[Records excerpted from a collection]
········
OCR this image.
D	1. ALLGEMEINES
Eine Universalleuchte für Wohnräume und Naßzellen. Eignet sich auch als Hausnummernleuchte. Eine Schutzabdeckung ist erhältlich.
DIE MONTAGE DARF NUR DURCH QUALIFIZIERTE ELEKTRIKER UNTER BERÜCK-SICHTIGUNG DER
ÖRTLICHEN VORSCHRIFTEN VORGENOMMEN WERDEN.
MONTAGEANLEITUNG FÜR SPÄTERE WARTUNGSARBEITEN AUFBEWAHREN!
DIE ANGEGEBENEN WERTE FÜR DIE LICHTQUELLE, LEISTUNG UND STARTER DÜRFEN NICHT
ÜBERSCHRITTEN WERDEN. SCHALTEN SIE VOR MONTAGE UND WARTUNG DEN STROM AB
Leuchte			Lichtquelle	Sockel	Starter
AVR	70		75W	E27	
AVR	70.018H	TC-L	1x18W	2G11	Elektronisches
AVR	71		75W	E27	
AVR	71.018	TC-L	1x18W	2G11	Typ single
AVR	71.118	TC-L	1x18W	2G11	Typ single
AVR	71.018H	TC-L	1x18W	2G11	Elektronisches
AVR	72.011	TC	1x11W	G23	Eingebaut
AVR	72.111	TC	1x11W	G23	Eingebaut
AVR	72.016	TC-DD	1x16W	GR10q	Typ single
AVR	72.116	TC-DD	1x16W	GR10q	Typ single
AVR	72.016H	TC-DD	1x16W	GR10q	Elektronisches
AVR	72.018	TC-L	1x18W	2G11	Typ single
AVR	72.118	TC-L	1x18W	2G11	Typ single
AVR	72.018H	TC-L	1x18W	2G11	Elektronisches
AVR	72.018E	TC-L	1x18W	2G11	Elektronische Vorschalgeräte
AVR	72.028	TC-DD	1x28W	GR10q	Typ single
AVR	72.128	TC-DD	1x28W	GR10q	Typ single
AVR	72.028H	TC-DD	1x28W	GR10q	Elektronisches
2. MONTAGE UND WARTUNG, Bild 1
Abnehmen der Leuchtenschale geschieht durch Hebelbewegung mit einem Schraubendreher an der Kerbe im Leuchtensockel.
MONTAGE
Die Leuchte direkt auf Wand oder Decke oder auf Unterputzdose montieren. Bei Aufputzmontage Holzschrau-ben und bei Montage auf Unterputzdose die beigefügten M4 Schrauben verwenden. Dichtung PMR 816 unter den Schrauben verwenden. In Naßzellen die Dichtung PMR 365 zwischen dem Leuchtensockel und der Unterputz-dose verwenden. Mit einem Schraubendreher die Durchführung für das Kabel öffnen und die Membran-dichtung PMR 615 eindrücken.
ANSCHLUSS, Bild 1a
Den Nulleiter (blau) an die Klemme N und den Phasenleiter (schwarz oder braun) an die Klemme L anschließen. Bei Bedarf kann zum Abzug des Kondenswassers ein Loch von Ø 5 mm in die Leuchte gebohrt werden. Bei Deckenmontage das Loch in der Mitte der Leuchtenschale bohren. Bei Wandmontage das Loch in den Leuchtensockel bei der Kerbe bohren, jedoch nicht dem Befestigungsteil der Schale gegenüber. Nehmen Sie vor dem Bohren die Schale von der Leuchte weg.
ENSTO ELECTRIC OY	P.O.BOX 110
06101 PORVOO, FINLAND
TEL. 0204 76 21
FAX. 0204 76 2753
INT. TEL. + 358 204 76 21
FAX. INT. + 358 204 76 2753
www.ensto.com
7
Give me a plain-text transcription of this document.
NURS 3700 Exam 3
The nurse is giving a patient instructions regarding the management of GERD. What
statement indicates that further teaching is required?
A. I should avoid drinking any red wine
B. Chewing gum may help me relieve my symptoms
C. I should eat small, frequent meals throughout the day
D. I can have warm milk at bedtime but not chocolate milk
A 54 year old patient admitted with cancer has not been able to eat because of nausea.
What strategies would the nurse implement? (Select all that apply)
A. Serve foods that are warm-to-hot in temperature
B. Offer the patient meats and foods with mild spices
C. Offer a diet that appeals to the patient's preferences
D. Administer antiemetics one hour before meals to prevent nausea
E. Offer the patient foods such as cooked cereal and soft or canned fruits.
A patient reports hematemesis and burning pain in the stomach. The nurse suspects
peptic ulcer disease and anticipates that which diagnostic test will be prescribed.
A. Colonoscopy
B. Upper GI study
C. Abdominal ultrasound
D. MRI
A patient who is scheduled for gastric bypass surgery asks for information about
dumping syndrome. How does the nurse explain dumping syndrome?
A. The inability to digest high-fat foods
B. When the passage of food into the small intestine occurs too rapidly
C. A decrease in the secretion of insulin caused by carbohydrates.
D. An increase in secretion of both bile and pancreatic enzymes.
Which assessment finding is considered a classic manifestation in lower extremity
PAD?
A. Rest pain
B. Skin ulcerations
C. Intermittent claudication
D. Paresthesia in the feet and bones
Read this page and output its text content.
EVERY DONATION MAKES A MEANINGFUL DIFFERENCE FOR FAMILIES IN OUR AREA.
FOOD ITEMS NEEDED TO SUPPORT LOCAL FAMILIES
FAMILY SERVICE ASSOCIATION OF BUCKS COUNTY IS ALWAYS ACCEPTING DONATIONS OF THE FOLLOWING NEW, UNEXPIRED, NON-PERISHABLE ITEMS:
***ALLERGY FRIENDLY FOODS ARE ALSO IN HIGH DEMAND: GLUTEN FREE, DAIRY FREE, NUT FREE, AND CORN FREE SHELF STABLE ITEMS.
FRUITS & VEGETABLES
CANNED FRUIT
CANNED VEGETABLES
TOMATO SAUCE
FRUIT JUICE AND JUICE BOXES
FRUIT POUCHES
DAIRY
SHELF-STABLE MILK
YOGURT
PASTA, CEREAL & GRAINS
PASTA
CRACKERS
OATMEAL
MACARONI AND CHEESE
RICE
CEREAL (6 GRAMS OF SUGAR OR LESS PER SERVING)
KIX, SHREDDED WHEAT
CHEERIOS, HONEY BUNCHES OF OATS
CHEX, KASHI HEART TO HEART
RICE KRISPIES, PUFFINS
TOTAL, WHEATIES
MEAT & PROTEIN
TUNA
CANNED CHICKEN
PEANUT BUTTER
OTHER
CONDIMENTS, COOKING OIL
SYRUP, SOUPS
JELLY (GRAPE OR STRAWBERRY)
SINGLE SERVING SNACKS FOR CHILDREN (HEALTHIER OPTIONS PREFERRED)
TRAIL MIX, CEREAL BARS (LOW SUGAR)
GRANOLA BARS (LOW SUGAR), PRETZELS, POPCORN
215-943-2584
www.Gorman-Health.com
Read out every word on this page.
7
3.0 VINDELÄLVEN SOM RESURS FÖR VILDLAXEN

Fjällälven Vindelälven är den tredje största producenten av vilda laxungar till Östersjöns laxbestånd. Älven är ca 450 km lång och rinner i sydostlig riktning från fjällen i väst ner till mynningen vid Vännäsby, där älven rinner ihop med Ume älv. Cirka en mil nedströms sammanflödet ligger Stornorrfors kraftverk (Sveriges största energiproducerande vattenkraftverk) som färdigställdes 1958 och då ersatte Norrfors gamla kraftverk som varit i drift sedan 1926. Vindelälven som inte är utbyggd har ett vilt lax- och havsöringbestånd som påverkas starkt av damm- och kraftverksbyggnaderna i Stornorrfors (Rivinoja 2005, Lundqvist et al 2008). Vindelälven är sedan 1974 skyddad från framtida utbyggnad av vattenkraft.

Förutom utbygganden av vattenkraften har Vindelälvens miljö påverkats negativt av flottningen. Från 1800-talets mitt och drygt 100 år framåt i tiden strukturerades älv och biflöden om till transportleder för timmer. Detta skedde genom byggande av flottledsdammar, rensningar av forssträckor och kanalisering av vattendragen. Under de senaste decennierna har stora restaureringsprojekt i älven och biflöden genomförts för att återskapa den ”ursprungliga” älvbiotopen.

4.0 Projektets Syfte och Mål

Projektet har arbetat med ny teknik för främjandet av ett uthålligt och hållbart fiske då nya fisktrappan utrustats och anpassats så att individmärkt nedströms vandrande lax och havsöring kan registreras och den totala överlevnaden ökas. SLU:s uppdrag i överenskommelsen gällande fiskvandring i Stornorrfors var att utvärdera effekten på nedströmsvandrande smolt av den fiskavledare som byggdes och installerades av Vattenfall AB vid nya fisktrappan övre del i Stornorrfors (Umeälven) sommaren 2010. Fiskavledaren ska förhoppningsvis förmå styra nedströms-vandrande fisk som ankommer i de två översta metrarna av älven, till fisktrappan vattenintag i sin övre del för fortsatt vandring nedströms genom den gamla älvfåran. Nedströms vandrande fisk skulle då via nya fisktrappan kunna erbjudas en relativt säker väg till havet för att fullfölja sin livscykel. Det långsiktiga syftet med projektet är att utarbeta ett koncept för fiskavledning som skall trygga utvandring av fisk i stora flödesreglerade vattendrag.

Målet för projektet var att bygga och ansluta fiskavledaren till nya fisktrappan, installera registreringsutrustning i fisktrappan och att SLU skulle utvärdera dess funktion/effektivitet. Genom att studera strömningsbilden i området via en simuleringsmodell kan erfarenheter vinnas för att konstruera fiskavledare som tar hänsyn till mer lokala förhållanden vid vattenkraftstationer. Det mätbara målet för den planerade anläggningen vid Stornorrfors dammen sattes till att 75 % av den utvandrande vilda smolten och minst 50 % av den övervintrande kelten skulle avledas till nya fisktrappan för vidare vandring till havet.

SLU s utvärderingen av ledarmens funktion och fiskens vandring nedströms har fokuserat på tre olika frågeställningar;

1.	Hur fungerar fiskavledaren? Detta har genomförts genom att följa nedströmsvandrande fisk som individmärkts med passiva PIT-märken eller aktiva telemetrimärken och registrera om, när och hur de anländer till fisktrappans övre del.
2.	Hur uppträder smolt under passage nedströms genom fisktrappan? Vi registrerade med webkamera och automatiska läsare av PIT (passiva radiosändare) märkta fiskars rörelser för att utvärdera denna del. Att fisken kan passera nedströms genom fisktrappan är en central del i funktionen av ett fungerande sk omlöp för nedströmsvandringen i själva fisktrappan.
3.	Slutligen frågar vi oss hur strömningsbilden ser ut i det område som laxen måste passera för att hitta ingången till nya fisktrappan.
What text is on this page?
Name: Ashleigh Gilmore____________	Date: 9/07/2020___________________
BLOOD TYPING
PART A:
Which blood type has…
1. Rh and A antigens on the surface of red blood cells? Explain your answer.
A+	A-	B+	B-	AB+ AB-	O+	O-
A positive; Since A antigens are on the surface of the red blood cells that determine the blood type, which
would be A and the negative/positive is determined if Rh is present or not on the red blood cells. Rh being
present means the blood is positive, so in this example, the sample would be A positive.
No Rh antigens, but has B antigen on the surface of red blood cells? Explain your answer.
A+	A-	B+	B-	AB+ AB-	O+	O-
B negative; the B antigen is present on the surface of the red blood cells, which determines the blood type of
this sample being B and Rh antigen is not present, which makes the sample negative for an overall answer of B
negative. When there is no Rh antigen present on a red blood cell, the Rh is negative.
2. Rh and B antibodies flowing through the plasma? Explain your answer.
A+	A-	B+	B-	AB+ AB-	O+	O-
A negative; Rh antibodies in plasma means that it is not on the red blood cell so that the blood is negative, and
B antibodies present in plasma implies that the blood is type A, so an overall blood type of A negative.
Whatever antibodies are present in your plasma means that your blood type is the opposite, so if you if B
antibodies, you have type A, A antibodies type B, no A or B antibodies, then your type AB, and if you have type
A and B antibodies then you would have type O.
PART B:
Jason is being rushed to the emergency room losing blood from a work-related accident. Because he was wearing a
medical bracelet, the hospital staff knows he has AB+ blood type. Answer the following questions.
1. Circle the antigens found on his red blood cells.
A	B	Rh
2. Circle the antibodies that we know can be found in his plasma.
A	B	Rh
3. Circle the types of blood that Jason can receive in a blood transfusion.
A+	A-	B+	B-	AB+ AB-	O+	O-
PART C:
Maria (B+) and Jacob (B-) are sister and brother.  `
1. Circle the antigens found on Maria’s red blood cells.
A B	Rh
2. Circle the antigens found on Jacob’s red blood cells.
········
### ACTIVITY
Wherever the word "secretion" appears in the entries above, copy that line.

### EXERCISE RESPONSE
C. A decrease in the secretion of insulin caused by carbohydrates.
D. An increase in secretion of both bile and pancreatic enzymes.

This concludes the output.